INFORMATION PROVIDED →

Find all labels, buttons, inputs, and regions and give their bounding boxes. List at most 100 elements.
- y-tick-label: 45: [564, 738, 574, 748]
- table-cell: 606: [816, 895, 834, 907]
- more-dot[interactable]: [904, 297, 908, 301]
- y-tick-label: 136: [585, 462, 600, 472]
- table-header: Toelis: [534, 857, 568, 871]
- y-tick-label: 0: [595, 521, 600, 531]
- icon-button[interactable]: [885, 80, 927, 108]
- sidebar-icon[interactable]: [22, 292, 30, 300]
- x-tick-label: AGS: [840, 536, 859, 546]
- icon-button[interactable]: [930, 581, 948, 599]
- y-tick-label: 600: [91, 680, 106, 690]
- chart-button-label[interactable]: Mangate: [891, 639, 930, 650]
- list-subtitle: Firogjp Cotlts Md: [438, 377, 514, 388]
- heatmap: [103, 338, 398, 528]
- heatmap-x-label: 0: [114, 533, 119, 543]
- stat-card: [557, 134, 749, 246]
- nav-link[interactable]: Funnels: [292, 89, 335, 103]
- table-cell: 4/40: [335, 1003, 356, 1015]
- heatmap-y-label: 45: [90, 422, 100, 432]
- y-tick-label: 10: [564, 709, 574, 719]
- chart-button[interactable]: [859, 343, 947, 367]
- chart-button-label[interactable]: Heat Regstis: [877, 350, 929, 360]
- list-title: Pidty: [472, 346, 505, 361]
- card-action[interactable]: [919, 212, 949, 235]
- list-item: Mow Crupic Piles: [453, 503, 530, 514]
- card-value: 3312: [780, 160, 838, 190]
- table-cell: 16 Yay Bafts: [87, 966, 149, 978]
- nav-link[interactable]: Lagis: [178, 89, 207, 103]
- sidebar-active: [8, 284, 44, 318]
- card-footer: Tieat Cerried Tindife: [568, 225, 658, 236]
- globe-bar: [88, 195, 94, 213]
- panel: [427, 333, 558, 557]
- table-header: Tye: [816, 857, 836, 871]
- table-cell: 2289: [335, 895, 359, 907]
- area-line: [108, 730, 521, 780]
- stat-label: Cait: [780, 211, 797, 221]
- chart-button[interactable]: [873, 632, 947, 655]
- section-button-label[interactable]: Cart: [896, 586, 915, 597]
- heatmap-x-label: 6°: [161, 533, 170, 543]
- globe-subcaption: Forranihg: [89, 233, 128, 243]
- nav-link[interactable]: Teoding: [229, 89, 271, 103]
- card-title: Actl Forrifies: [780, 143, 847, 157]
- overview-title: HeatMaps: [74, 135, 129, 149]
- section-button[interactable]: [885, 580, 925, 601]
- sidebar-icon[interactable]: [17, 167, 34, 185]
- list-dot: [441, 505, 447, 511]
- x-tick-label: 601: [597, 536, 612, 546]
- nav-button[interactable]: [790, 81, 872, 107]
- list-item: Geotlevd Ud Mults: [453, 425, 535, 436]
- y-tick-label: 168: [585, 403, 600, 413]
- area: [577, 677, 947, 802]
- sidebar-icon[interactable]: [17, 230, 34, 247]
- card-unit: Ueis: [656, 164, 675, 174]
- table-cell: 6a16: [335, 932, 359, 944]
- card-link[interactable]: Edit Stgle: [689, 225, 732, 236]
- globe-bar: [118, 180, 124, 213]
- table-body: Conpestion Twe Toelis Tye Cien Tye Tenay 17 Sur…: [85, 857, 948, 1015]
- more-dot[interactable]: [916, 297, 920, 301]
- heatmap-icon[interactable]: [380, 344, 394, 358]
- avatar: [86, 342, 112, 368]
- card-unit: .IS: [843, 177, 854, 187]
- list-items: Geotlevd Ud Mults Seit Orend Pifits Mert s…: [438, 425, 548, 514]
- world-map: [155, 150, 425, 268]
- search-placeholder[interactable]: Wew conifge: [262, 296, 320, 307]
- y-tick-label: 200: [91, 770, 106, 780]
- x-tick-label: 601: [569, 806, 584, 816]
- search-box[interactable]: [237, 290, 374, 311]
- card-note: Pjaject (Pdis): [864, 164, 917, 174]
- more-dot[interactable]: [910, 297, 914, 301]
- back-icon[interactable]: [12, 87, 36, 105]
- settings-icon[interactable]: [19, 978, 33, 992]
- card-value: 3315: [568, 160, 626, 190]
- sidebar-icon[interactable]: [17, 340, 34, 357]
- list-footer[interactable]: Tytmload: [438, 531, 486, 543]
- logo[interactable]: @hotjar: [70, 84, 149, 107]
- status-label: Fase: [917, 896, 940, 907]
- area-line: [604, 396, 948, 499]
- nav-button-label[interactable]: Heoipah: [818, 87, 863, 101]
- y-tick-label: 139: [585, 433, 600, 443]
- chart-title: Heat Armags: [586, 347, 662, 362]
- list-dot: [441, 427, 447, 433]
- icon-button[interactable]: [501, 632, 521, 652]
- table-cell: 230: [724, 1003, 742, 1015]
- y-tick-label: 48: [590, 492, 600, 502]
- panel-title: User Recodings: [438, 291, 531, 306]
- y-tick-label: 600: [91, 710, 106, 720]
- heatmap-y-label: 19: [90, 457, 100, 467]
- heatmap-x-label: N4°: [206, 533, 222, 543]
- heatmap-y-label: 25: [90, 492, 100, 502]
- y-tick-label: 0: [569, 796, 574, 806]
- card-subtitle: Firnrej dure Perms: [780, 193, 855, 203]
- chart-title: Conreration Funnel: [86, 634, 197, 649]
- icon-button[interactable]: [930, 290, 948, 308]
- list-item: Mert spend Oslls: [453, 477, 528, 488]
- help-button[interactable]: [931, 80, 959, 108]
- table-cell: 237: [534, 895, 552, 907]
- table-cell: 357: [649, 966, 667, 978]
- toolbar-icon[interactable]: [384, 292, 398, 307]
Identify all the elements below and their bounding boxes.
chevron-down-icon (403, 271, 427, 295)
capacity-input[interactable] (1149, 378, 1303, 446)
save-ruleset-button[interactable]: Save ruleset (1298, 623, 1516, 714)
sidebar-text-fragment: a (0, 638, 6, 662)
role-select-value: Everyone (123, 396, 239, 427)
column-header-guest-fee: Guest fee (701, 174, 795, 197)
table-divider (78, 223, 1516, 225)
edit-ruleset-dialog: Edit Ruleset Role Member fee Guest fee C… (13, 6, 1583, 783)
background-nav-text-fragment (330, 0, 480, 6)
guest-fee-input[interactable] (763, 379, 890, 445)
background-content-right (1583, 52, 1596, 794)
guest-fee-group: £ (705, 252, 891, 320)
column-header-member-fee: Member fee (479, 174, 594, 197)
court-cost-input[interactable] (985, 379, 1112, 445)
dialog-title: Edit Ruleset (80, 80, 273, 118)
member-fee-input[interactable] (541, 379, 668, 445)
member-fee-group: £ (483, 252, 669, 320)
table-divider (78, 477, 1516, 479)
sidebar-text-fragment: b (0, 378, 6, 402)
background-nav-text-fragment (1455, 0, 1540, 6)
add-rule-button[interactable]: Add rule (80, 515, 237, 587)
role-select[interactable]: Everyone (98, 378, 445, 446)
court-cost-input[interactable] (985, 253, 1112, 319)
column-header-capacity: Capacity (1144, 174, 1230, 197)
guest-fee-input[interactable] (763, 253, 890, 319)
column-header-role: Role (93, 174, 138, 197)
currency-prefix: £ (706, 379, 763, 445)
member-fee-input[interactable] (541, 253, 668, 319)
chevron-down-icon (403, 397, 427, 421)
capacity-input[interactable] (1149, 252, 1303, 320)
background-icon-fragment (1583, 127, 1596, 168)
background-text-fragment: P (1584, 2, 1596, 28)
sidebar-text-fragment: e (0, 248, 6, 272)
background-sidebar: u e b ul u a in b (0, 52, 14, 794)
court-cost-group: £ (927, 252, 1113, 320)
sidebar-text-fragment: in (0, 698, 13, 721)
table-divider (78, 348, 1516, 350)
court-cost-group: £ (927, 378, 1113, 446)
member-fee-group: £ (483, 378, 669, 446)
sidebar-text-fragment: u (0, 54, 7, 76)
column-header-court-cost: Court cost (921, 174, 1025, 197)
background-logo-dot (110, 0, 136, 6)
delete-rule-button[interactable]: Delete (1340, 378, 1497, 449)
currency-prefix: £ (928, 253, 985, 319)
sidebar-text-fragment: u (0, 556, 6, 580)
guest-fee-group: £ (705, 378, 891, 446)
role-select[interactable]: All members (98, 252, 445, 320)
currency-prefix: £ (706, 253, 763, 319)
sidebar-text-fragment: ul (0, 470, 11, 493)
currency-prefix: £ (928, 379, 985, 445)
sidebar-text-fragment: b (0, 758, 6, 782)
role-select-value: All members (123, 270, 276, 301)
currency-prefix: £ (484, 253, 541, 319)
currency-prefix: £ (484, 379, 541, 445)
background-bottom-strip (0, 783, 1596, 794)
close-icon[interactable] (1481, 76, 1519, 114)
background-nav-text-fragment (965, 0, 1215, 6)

GOAL → Return everything from the start of the records down to the line that contains "- sidebar-active: [8, 284, 44, 318]", copied line for line without any change and including that final line.

FULL OUTPUT →
Find all labels, buttons, inputs, and regions and give their bounding boxes. List at most 100 elements.
- y-tick-label: 45: [564, 738, 574, 748]
- table-cell: 606: [816, 895, 834, 907]
- more-dot[interactable]: [904, 297, 908, 301]
- y-tick-label: 136: [585, 462, 600, 472]
- table-header: Toelis: [534, 857, 568, 871]
- y-tick-label: 0: [595, 521, 600, 531]
- icon-button[interactable]: [885, 80, 927, 108]
- sidebar-icon[interactable]: [22, 292, 30, 300]
- x-tick-label: AGS: [840, 536, 859, 546]
- icon-button[interactable]: [930, 581, 948, 599]
- y-tick-label: 600: [91, 680, 106, 690]
- chart-button-label[interactable]: Mangate: [891, 639, 930, 650]
- list-subtitle: Firogjp Cotlts Md: [438, 377, 514, 388]
- heatmap: [103, 338, 398, 528]
- heatmap-x-label: 0: [114, 533, 119, 543]
- stat-card: [557, 134, 749, 246]
- nav-link[interactable]: Funnels: [292, 89, 335, 103]
- table-cell: 4/40: [335, 1003, 356, 1015]
- heatmap-y-label: 45: [90, 422, 100, 432]
- y-tick-label: 10: [564, 709, 574, 719]
- chart-button[interactable]: [859, 343, 947, 367]
- chart-button-label[interactable]: Heat Regstis: [877, 350, 929, 360]
- list-title: Pidty: [472, 346, 505, 361]
- card-action[interactable]: [919, 212, 949, 235]
- list-item: Mow Crupic Piles: [453, 503, 530, 514]
- card-value: 3312: [780, 160, 838, 190]
- table-cell: 16 Yay Bafts: [87, 966, 149, 978]
- nav-link[interactable]: Lagis: [178, 89, 207, 103]
- sidebar-active: [8, 284, 44, 318]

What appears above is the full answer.